PROBLEM TO SOLVE
Pull out every line below that contains the word "value".

INFORMATION GIVEN
·····

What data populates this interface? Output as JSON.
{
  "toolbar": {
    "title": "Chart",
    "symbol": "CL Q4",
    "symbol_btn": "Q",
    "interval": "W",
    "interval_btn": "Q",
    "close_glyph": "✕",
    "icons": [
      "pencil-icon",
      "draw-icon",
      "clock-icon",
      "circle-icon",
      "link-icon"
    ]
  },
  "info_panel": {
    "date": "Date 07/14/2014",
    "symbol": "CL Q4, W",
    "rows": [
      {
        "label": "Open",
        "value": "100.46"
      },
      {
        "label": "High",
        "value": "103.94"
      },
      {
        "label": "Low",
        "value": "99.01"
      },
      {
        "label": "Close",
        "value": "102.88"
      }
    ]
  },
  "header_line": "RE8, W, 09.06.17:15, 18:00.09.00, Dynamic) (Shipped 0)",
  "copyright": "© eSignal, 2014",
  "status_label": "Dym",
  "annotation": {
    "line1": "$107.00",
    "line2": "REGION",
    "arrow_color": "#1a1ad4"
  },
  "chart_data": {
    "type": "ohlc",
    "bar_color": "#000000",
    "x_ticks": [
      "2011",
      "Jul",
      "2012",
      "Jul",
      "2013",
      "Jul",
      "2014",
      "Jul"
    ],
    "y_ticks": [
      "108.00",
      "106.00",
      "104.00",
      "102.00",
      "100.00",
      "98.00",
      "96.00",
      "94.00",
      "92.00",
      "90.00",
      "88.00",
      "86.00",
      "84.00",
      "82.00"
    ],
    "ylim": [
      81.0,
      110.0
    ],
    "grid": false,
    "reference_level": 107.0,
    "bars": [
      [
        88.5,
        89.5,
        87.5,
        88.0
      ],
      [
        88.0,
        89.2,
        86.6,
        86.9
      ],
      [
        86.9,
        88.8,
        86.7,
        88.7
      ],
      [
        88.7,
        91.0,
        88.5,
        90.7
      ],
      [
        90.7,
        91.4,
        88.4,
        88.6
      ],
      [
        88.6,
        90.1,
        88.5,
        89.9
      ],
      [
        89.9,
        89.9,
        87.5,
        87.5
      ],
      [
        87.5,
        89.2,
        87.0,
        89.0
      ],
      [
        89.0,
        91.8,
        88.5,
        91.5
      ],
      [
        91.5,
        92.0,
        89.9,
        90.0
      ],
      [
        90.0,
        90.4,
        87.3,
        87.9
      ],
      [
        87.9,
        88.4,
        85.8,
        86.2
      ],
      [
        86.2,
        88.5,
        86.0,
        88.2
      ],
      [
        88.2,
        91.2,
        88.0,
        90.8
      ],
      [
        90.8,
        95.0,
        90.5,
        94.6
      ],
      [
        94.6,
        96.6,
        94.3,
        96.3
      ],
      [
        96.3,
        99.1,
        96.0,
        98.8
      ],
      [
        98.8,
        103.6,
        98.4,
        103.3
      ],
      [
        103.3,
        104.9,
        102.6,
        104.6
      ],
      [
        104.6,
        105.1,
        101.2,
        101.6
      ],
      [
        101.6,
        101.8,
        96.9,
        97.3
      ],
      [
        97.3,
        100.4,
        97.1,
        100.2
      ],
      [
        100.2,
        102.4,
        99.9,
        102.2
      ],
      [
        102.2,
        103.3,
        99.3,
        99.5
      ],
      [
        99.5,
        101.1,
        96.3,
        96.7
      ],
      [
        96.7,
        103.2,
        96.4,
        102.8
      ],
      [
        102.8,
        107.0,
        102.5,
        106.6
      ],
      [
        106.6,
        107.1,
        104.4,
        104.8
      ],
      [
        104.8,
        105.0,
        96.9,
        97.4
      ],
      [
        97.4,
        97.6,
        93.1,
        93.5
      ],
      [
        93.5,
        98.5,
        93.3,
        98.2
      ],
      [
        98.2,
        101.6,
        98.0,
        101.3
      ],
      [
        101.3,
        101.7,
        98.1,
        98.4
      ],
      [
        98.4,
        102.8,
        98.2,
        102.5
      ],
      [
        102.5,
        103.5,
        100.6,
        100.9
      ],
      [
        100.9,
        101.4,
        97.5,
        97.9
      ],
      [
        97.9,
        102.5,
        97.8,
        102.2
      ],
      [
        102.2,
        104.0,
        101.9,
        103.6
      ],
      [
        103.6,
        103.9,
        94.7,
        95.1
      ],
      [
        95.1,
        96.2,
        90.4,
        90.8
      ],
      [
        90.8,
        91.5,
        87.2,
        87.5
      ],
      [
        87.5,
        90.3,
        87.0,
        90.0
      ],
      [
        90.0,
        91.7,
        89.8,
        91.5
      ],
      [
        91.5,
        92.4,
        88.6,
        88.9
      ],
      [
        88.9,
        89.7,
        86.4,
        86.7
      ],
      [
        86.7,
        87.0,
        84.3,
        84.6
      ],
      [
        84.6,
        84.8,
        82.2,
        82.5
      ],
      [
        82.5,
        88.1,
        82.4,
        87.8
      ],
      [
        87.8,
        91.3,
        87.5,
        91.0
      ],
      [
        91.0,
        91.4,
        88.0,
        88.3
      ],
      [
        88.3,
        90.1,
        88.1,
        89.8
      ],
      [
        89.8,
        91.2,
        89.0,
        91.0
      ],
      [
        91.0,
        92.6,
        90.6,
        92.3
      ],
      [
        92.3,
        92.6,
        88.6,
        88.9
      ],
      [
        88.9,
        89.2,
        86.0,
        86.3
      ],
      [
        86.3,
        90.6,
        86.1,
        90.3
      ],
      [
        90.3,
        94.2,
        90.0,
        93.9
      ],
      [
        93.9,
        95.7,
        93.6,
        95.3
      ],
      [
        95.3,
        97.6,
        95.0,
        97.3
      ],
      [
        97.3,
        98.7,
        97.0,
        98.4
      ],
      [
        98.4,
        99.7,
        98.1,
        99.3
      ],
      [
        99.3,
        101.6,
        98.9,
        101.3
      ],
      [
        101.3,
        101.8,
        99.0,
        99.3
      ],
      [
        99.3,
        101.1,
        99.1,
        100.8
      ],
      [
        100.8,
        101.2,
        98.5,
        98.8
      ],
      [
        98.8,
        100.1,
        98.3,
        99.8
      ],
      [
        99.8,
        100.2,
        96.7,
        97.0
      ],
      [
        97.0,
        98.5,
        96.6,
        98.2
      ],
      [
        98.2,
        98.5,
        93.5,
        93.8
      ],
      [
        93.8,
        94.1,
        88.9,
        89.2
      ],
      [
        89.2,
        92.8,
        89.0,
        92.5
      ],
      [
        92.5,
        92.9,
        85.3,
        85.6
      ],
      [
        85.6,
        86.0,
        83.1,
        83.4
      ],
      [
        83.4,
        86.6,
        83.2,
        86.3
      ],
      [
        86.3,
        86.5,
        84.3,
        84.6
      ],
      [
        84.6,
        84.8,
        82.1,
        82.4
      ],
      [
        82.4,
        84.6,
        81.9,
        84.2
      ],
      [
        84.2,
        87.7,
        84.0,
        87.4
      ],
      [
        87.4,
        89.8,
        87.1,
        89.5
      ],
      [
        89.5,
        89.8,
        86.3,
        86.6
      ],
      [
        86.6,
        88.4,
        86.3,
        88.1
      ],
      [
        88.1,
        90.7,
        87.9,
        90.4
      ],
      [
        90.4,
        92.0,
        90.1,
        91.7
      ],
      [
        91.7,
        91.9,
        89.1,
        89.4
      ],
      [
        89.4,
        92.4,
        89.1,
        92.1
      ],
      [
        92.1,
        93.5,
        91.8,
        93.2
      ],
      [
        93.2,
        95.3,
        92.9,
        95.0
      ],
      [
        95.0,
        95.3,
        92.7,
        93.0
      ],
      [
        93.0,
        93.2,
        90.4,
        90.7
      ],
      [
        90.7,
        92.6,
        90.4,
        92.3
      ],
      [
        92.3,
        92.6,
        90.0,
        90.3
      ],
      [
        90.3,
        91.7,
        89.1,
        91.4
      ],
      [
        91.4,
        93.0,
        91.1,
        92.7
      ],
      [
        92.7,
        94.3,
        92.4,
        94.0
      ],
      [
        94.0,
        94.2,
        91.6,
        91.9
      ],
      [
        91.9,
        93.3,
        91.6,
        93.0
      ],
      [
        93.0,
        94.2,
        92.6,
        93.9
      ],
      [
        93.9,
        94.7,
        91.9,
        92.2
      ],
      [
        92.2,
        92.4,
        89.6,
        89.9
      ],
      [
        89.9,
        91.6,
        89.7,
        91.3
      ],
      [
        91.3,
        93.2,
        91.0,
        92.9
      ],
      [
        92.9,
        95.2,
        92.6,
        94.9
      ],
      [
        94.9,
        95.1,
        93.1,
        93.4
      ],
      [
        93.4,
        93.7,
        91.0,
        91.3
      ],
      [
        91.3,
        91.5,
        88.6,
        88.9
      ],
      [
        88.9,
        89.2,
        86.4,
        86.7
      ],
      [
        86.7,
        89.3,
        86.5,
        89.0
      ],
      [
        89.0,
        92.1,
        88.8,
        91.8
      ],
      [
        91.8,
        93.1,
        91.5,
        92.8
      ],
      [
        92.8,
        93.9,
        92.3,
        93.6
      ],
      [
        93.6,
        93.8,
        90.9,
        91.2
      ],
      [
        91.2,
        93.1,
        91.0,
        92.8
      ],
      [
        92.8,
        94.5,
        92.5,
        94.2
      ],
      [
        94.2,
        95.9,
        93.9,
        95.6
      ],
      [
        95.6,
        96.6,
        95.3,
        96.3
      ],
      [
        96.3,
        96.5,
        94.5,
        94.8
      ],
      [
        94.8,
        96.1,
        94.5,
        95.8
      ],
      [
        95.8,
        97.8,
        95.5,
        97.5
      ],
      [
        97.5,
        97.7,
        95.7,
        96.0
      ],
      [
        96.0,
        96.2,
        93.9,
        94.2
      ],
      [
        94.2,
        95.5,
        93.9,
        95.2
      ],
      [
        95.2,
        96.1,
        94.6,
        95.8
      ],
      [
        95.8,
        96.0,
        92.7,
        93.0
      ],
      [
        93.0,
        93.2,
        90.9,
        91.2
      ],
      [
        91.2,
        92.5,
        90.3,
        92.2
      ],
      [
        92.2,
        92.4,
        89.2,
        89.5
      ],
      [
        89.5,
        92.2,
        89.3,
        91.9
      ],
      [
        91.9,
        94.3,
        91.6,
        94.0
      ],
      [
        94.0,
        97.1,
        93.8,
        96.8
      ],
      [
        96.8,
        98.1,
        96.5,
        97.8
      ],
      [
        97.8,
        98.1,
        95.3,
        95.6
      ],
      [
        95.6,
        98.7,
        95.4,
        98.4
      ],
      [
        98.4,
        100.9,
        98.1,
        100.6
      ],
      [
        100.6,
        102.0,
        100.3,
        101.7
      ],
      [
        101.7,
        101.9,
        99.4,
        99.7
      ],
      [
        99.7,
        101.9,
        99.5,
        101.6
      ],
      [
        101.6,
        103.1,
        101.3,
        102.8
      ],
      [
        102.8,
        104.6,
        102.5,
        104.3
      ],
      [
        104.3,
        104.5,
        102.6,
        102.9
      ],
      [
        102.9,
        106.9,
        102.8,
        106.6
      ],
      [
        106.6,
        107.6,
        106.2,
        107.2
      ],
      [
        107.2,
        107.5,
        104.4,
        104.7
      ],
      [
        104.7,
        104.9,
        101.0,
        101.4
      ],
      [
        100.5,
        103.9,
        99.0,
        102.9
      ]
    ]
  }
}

·····

PROBLEM SOLUTION
        "value": "100.46"
        "value": "103.94"
        "value": "99.01"
        "value": "102.88"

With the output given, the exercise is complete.